Data shown:
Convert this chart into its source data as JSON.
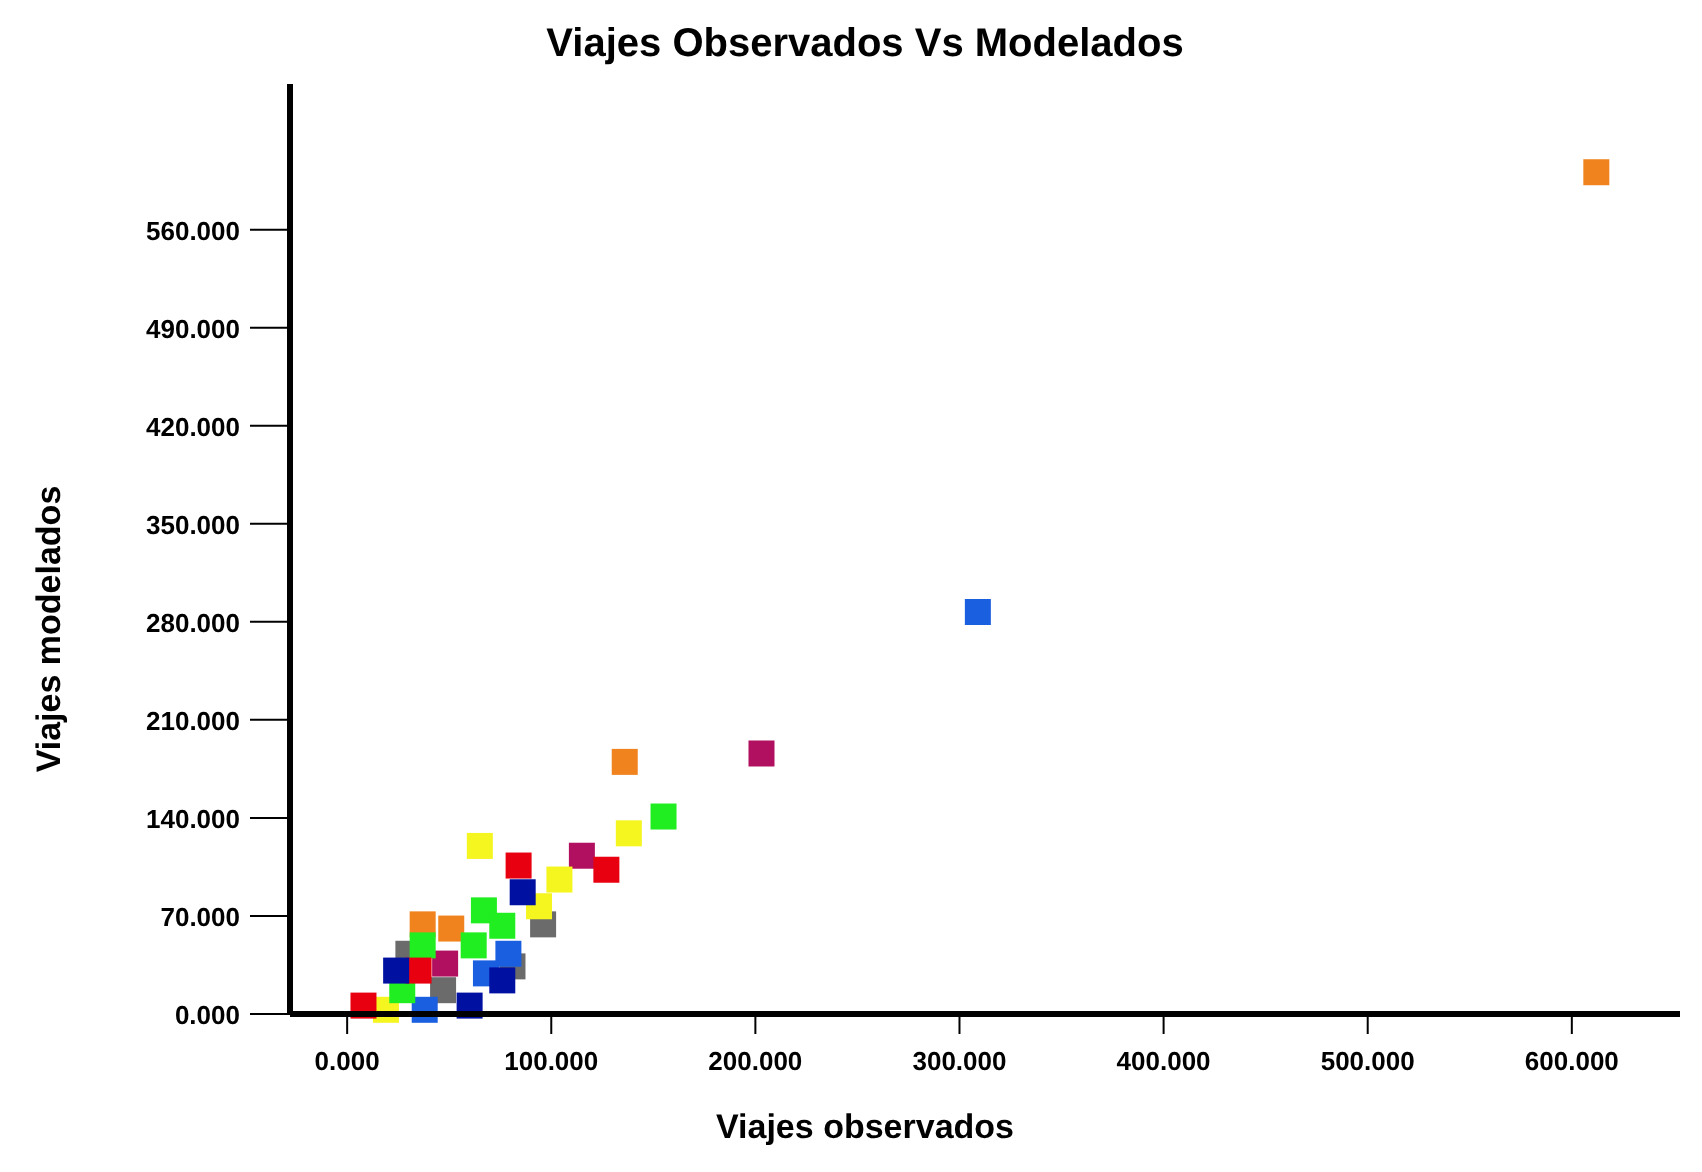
{
  "chart_data": {
    "type": "scatter",
    "title": "Viajes Observados Vs Modelados",
    "xlabel": "Viajes observados",
    "ylabel": "Viajes modelados",
    "marker": "square",
    "grid": false,
    "xlim": [
      -28,
      653
    ],
    "ylim": [
      0,
      664
    ],
    "xticks": [
      {
        "value": 0,
        "label": "0.000"
      },
      {
        "value": 100,
        "label": "100.000"
      },
      {
        "value": 200,
        "label": "200.000"
      },
      {
        "value": 300,
        "label": "300.000"
      },
      {
        "value": 400,
        "label": "400.000"
      },
      {
        "value": 500,
        "label": "500.000"
      },
      {
        "value": 600,
        "label": "600.000"
      }
    ],
    "yticks": [
      {
        "value": 0,
        "label": "0.000"
      },
      {
        "value": 70,
        "label": "70.000"
      },
      {
        "value": 140,
        "label": "140.000"
      },
      {
        "value": 210,
        "label": "210.000"
      },
      {
        "value": 280,
        "label": "280.000"
      },
      {
        "value": 350,
        "label": "350.000"
      },
      {
        "value": 420,
        "label": "420.000"
      },
      {
        "value": 490,
        "label": "490.000"
      },
      {
        "value": 560,
        "label": "560.000"
      }
    ],
    "series": [
      {
        "color": "#6b6b6b",
        "x": [
          96,
          47,
          30,
          81
        ],
        "values": [
          64,
          17,
          43,
          34
        ]
      },
      {
        "color": "#f0831e",
        "x": [
          612,
          136,
          37,
          51
        ],
        "values": [
          601,
          180,
          64,
          61
        ]
      },
      {
        "color": "#1a5fe0",
        "x": [
          309,
          79,
          68,
          38
        ],
        "values": [
          287,
          43,
          29,
          3
        ]
      },
      {
        "color": "#b0105f",
        "x": [
          203,
          115,
          48
        ],
        "values": [
          186,
          113,
          36
        ]
      },
      {
        "color": "#f5f520",
        "x": [
          138,
          65,
          104,
          94,
          19
        ],
        "values": [
          129,
          120,
          96,
          77,
          3
        ]
      },
      {
        "color": "#20ee20",
        "x": [
          155,
          67,
          76,
          37,
          27,
          62
        ],
        "values": [
          141,
          74,
          63,
          49,
          17,
          49
        ]
      },
      {
        "color": "#e80010",
        "x": [
          84,
          127,
          8,
          35
        ],
        "values": [
          106,
          103,
          6,
          31
        ]
      },
      {
        "color": "#0010a0",
        "x": [
          86,
          60,
          24,
          76
        ],
        "values": [
          87,
          6,
          31,
          24
        ]
      }
    ]
  }
}
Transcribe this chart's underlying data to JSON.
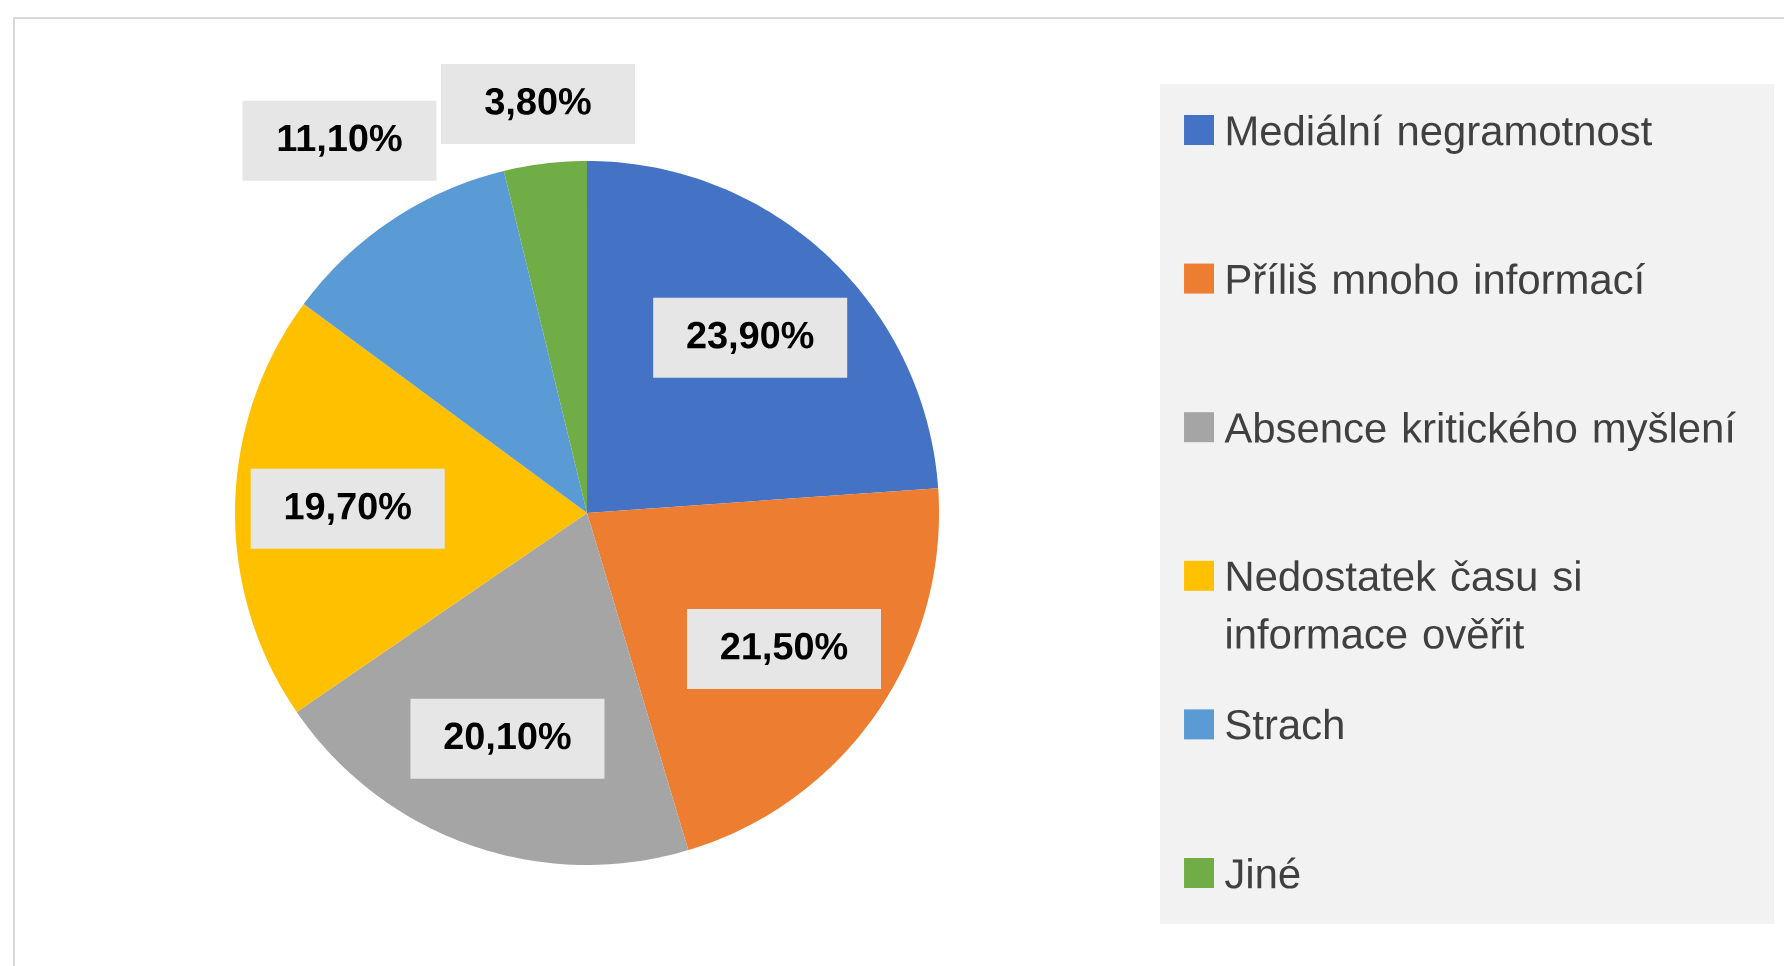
{
  "chart_data": {
    "type": "pie",
    "categories": [
      "Mediální negramotnost",
      "Příliš mnoho informací",
      "Absence kritického myšlení",
      "Nedostatek času si informace ověřit",
      "Strach",
      "Jiné"
    ],
    "values": [
      23.9,
      21.5,
      20.1,
      19.7,
      11.1,
      3.8
    ],
    "value_labels": [
      "23,90%",
      "21,50%",
      "20,10%",
      "19,70%",
      "11,10%",
      "3,80%"
    ],
    "colors": [
      "#4472c4",
      "#ed7d31",
      "#a5a5a5",
      "#ffc000",
      "#5b9bd5",
      "#70ad47"
    ],
    "legend": "right"
  }
}
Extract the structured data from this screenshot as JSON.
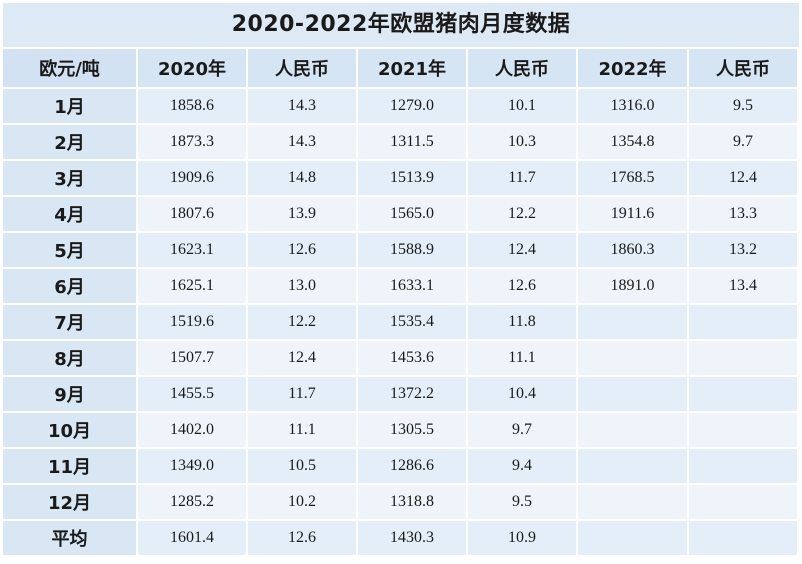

Problem: Which lines include "this"? Copy each of them out.

Solution to the exercise:
Convert this chart into its source data as JSON.
Transcribe this chart's underlying data to JSON.
Extract the structured data from this screenshot as JSON.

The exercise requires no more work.